►

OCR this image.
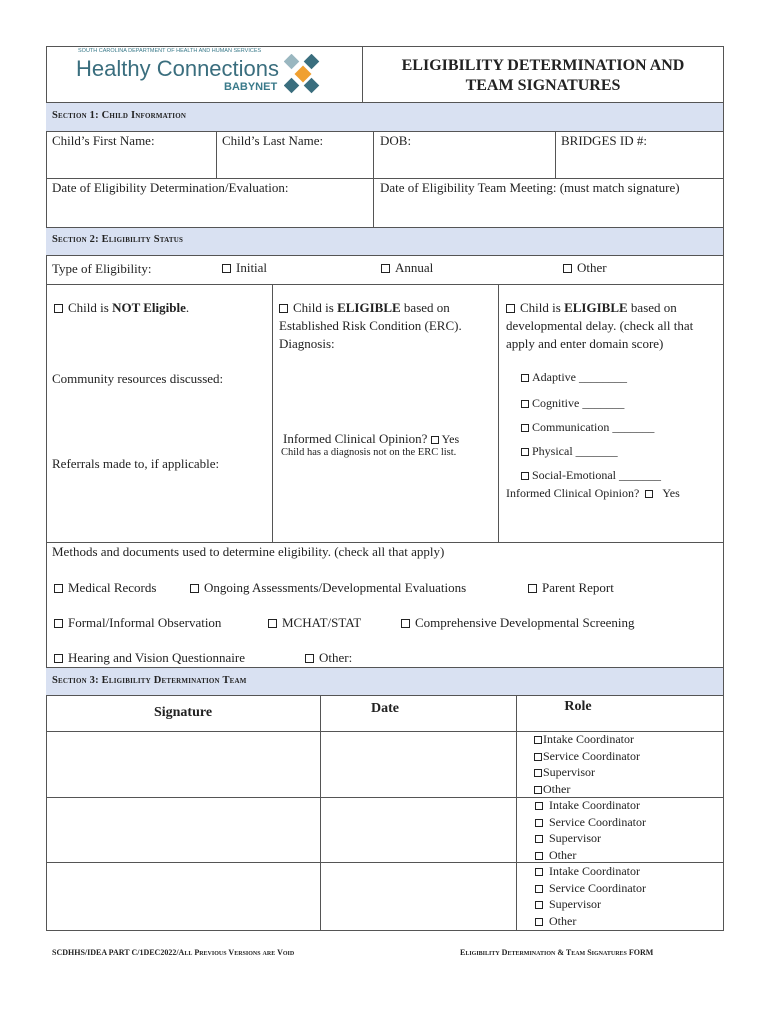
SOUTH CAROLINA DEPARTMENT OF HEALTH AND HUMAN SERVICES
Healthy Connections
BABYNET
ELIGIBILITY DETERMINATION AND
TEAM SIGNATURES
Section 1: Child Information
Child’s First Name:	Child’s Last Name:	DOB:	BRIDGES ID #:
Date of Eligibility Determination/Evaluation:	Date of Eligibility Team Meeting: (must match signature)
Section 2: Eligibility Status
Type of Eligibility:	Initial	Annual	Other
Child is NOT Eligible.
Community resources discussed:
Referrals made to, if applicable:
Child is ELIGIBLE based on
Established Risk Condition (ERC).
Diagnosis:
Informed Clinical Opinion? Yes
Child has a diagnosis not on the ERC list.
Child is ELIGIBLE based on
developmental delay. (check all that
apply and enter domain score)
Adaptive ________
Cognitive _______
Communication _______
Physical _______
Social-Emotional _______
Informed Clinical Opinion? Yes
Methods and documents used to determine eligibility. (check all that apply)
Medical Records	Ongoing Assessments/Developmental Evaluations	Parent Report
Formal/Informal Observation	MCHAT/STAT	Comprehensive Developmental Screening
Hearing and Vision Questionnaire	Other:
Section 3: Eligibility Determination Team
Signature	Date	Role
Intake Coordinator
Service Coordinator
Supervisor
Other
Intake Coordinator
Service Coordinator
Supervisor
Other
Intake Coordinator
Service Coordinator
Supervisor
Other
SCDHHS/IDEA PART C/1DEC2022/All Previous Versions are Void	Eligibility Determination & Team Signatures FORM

◄
►

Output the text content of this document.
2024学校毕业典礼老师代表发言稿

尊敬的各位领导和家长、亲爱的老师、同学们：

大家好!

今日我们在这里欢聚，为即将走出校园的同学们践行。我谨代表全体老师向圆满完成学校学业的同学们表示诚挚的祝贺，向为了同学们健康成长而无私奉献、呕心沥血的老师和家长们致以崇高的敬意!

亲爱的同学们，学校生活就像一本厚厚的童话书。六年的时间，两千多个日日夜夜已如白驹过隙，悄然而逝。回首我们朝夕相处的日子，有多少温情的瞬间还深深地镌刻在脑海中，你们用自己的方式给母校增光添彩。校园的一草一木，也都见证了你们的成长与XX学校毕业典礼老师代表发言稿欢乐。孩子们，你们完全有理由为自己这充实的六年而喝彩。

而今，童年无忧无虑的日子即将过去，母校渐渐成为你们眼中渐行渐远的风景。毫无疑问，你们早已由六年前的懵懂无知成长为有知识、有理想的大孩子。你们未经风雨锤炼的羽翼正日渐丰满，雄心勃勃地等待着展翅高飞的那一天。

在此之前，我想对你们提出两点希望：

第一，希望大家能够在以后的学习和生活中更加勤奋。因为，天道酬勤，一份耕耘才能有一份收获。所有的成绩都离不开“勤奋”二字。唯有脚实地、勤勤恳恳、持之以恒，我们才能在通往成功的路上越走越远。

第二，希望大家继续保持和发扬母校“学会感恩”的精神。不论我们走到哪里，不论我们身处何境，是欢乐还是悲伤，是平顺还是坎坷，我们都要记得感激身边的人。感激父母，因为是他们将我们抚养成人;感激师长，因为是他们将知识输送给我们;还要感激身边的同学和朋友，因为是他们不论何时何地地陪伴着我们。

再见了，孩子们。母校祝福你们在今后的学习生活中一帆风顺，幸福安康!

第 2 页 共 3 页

◄

PROBLEM STATEMENT
Exactly how many lines in the data above contain the word "that"? Respond with the number and nothing more.

OUTPUT OF THE EXERCISE
2